→ **PROMPT**
Below is some material; transcribe all of it exactly.
»»
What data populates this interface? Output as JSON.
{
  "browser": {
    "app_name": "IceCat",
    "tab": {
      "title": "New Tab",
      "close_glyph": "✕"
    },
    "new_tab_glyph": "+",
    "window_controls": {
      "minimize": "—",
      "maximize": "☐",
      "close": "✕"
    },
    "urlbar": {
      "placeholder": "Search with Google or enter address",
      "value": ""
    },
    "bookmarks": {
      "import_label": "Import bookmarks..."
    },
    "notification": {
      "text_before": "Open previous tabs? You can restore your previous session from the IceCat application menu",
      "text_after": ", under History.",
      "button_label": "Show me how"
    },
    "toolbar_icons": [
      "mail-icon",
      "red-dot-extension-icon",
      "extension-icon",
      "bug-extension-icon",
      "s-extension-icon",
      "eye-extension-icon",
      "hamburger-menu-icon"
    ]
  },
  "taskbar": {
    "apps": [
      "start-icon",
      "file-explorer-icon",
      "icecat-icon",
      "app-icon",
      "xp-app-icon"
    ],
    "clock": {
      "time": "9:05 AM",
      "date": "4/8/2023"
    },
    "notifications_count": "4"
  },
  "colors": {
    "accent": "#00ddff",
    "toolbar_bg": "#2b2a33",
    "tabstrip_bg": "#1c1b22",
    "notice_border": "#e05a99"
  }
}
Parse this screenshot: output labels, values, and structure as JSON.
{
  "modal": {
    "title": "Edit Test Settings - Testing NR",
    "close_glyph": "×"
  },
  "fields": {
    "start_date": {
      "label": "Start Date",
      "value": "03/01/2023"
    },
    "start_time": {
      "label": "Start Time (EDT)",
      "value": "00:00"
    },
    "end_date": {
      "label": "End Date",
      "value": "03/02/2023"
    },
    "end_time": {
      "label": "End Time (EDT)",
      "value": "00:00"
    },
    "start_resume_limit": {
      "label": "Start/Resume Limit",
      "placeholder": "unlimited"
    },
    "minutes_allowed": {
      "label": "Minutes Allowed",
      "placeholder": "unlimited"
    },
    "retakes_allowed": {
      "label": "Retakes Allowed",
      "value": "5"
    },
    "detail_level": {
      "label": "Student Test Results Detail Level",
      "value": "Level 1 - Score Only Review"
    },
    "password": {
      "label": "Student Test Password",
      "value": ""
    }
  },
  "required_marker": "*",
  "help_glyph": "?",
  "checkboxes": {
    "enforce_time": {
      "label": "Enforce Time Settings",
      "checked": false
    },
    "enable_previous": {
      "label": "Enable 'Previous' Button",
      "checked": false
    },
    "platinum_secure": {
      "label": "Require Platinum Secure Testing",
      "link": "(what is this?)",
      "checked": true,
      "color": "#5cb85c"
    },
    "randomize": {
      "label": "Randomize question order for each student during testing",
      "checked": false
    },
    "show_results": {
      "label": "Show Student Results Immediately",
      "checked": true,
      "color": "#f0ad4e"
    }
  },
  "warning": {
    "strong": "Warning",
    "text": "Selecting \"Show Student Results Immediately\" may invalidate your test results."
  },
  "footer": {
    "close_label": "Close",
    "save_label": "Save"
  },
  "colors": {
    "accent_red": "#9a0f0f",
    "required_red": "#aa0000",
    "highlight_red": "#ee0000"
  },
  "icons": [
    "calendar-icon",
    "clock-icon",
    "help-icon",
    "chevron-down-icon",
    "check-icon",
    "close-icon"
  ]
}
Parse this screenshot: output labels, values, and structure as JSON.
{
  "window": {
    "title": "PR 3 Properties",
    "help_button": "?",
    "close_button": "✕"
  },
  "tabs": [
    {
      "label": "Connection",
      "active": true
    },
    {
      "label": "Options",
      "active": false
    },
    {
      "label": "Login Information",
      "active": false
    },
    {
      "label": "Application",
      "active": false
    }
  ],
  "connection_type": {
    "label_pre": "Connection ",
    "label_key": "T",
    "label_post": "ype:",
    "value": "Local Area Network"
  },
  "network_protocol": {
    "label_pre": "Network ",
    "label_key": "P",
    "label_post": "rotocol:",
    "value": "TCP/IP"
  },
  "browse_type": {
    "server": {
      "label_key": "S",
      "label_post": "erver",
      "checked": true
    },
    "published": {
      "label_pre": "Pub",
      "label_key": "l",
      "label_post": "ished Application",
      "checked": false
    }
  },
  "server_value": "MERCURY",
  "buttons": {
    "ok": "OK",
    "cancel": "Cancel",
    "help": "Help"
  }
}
««
→ **SOLUTION TO THE EXERCISE**
What data populates this interface? Output as JSON.
{
  "browser": {
    "app_name": "IceCat",
    "tab": {
      "title": "New Tab",
      "close_glyph": "✕"
    },
    "new_tab_glyph": "+",
    "window_controls": {
      "minimize": "—",
      "maximize": "☐",
      "close": "✕"
    },
    "urlbar": {
      "placeholder": "Search with Google or enter address",
      "value": ""
    },
    "bookmarks": {
      "import_label": "Import bookmarks..."
    },
    "notification": {
      "text_before": "Open previous tabs? You can restore your previous session from the IceCat application menu",
      "text_after": ", under History.",
      "button_label": "Show me how"
    },
    "toolbar_icons": [
      "mail-icon",
      "red-dot-extension-icon",
      "extension-icon",
      "bug-extension-icon",
      "s-extension-icon",
      "eye-extension-icon",
      "hamburger-menu-icon"
    ]
  },
  "taskbar": {
    "apps": [
      "start-icon",
      "file-explorer-icon",
      "icecat-icon",
      "app-icon",
      "xp-app-icon"
    ],
    "clock": {
      "time": "9:05 AM",
      "date": "4/8/2023"
    },
    "notifications_count": "4"
  },
  "colors": {
    "accent": "#00ddff",
    "toolbar_bg": "#2b2a33",
    "tabstrip_bg": "#1c1b22",
    "notice_border": "#e05a99"
  }
}
Parse this screenshot: output labels, values, and structure as JSON.
{
  "modal": {
    "title": "Edit Test Settings - Testing NR",
    "close_glyph": "×"
  },
  "fields": {
    "start_date": {
      "label": "Start Date",
      "value": "03/01/2023"
    },
    "start_time": {
      "label": "Start Time (EDT)",
      "value": "00:00"
    },
    "end_date": {
      "label": "End Date",
      "value": "03/02/2023"
    },
    "end_time": {
      "label": "End Time (EDT)",
      "value": "00:00"
    },
    "start_resume_limit": {
      "label": "Start/Resume Limit",
      "placeholder": "unlimited"
    },
    "minutes_allowed": {
      "label": "Minutes Allowed",
      "placeholder": "unlimited"
    },
    "retakes_allowed": {
      "label": "Retakes Allowed",
      "value": "5"
    },
    "detail_level": {
      "label": "Student Test Results Detail Level",
      "value": "Level 1 - Score Only Review"
    },
    "password": {
      "label": "Student Test Password",
      "value": ""
    }
  },
  "required_marker": "*",
  "help_glyph": "?",
  "checkboxes": {
    "enforce_time": {
      "label": "Enforce Time Settings",
      "checked": false
    },
    "enable_previous": {
      "label": "Enable 'Previous' Button",
      "checked": false
    },
    "platinum_secure": {
      "label": "Require Platinum Secure Testing",
      "link": "(what is this?)",
      "checked": true,
      "color": "#5cb85c"
    },
    "randomize": {
      "label": "Randomize question order for each student during testing",
      "checked": false
    },
    "show_results": {
      "label": "Show Student Results Immediately",
      "checked": true,
      "color": "#f0ad4e"
    }
  },
  "warning": {
    "strong": "Warning",
    "text": "Selecting \"Show Student Results Immediately\" may invalidate your test results."
  },
  "footer": {
    "close_label": "Close",
    "save_label": "Save"
  },
  "colors": {
    "accent_red": "#9a0f0f",
    "required_red": "#aa0000",
    "highlight_red": "#ee0000"
  },
  "icons": [
    "calendar-icon",
    "clock-icon",
    "help-icon",
    "chevron-down-icon",
    "check-icon",
    "close-icon"
  ]
}
Parse this screenshot: output labels, values, and structure as JSON.
{
  "window": {
    "title": "PR 3 Properties",
    "help_button": "?",
    "close_button": "✕"
  },
  "tabs": [
    {
      "label": "Connection",
      "active": true
    },
    {
      "label": "Options",
      "active": false
    },
    {
      "label": "Login Information",
      "active": false
    },
    {
      "label": "Application",
      "active": false
    }
  ],
  "connection_type": {
    "label_pre": "Connection ",
    "label_key": "T",
    "label_post": "ype:",
    "value": "Local Area Network"
  },
  "network_protocol": {
    "label_pre": "Network ",
    "label_key": "P",
    "label_post": "rotocol:",
    "value": "TCP/IP"
  },
  "browse_type": {
    "server": {
      "label_key": "S",
      "label_post": "erver",
      "checked": true
    },
    "published": {
      "label_pre": "Pub",
      "label_key": "l",
      "label_post": "ished Application",
      "checked": false
    }
  },
  "server_value": "MERCURY",
  "buttons": {
    "ok": "OK",
    "cancel": "Cancel",
    "help": "Help"
  }
}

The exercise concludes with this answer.